Listed entries:
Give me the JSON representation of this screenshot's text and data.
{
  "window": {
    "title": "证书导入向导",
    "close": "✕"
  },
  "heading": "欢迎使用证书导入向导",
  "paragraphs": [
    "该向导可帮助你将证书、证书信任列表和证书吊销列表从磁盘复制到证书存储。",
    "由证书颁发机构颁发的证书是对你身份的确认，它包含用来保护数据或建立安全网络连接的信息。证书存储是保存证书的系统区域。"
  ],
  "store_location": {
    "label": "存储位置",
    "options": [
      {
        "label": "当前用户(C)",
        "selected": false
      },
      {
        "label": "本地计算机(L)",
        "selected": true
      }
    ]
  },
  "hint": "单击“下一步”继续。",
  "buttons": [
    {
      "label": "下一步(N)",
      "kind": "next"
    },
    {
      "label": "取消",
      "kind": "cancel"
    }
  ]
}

Your instructions:
Using the data above, return each line exactly as written.

Exercise response:
Give me the JSON representation of this screenshot's text and data.
{
  "window": {
    "title": "证书导入向导",
    "close": "✕"
  },
  "heading": "欢迎使用证书导入向导",
  "paragraphs": [
    "该向导可帮助你将证书、证书信任列表和证书吊销列表从磁盘复制到证书存储。",
    "由证书颁发机构颁发的证书是对你身份的确认，它包含用来保护数据或建立安全网络连接的信息。证书存储是保存证书的系统区域。"
  ],
  "store_location": {
    "label": "存储位置",
    "options": [
      {
        "label": "当前用户(C)",
        "selected": false
      },
      {
        "label": "本地计算机(L)",
        "selected": true
      }
    ]
  },
  "hint": "单击“下一步”继续。",
  "buttons": [
    {
      "label": "下一步(N)",
      "kind": "next"
    },
    {
      "label": "取消",
      "kind": "cancel"
    }
  ]
}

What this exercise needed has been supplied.